The problem —
Extract each line from the entries below that has the string "quello" in it.

Data lines —
———

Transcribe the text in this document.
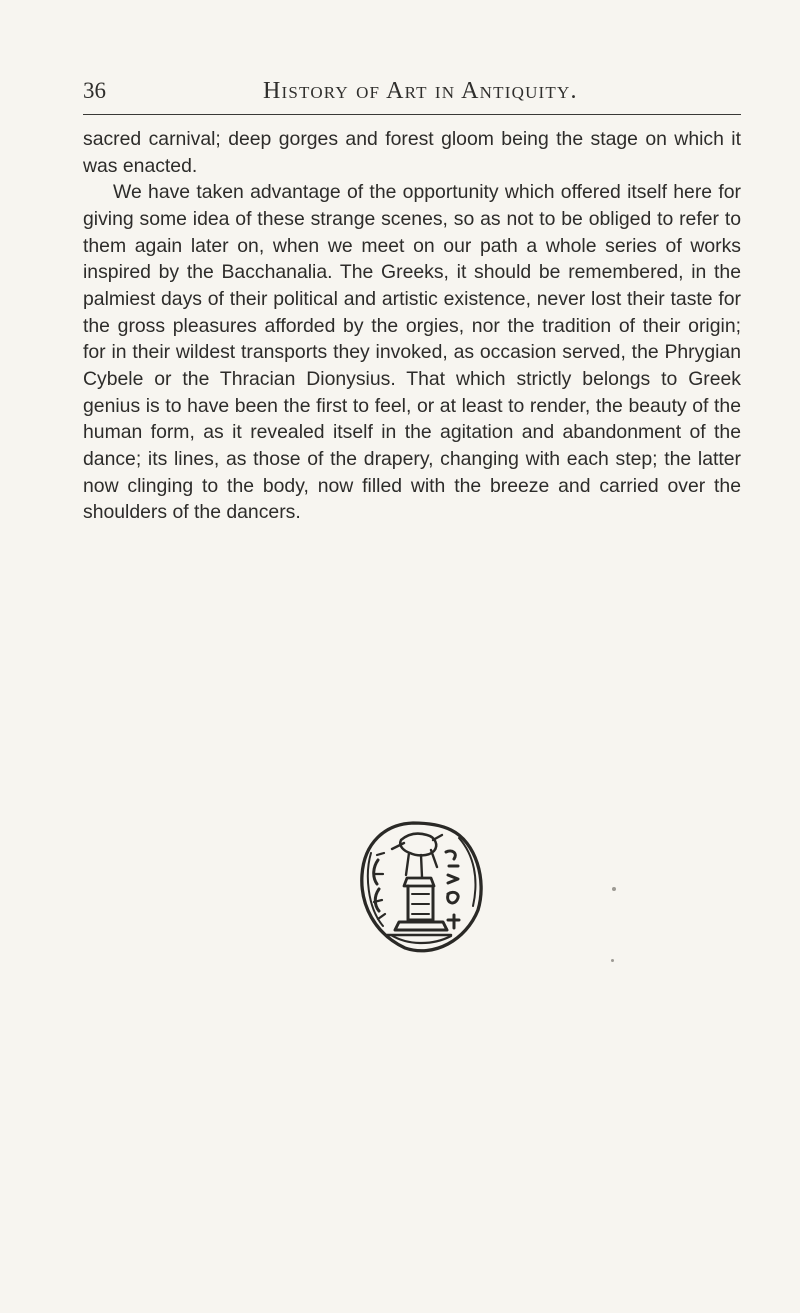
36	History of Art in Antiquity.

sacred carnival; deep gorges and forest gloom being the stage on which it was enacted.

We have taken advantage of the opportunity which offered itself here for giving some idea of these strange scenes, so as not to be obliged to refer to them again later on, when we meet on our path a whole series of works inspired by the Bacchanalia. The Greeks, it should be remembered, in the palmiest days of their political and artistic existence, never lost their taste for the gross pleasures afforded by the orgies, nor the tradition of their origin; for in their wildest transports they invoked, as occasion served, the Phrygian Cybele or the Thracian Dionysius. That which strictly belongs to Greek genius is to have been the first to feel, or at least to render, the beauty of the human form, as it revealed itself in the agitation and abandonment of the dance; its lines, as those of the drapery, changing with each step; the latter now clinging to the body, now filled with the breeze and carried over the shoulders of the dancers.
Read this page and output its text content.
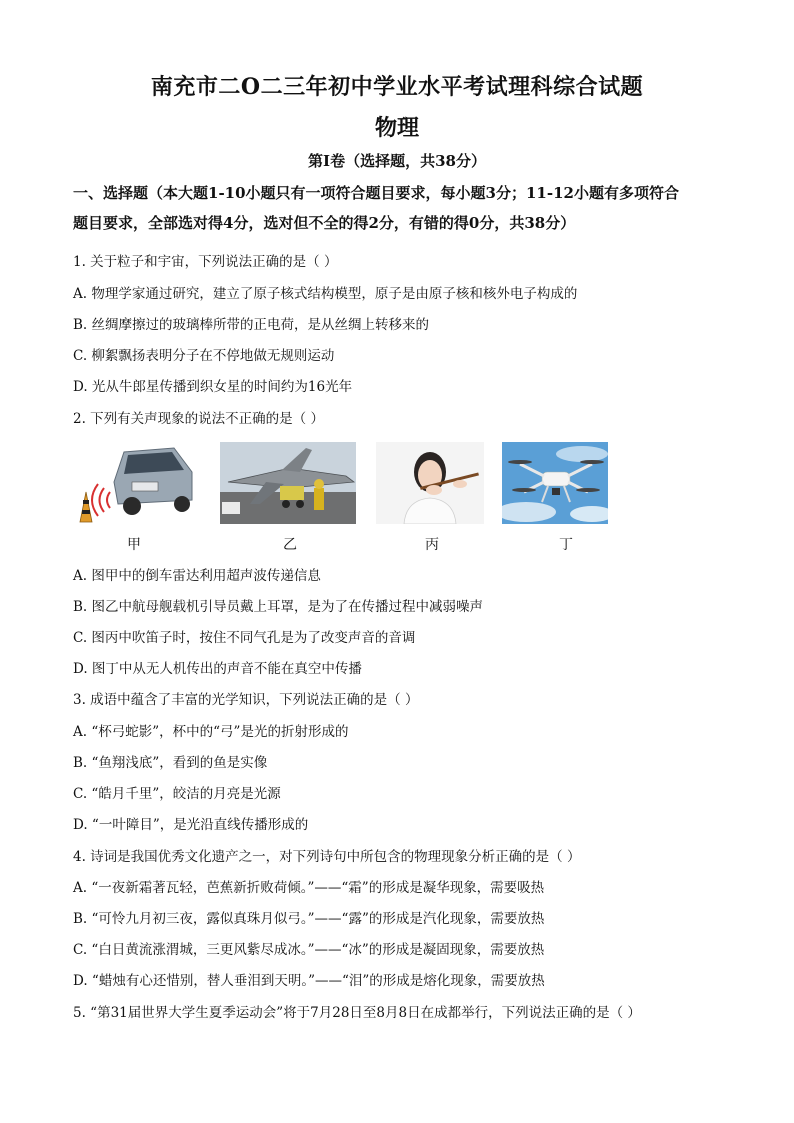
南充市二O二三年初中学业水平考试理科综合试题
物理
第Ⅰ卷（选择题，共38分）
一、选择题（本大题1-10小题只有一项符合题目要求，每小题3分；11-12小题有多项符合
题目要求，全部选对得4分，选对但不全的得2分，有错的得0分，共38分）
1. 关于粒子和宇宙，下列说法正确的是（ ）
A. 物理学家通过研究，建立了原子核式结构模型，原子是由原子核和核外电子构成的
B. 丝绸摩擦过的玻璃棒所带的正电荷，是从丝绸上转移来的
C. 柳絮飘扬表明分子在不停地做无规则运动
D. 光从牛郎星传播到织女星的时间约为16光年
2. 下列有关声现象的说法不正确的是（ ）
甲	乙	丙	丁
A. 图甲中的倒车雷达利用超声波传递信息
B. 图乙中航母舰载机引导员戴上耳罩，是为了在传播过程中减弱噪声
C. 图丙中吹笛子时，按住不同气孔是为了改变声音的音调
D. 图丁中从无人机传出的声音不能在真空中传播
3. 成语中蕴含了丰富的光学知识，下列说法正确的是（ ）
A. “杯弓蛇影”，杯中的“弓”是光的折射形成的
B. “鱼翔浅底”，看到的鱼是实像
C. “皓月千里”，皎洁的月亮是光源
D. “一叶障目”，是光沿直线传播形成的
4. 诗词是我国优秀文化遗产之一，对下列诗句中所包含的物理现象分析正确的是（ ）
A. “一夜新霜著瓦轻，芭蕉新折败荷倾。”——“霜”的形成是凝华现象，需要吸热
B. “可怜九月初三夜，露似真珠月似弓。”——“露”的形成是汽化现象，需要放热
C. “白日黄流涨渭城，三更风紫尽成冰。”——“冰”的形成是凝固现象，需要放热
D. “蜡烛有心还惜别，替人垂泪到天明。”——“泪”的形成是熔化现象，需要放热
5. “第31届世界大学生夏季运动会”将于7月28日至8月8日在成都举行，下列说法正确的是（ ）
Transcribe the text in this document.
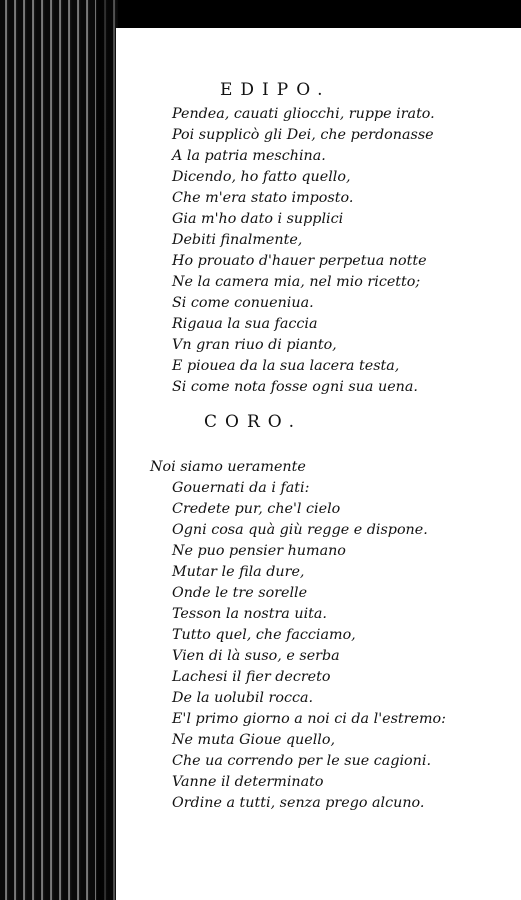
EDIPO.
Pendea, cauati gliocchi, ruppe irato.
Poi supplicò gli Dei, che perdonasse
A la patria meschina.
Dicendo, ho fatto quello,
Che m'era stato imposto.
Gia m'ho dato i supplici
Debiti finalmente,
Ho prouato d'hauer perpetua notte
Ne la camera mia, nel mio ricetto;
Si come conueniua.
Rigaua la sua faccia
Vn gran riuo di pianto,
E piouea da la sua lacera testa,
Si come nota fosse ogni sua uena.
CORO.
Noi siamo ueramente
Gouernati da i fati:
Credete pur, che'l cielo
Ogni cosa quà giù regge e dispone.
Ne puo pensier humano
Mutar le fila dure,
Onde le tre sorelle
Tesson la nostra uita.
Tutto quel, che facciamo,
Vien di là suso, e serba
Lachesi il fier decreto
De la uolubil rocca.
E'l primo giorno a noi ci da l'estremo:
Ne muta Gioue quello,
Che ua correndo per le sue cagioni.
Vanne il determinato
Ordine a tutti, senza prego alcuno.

———

Finished answer —
Dicendo, ho fatto quello,
Ne muta Gioue quello,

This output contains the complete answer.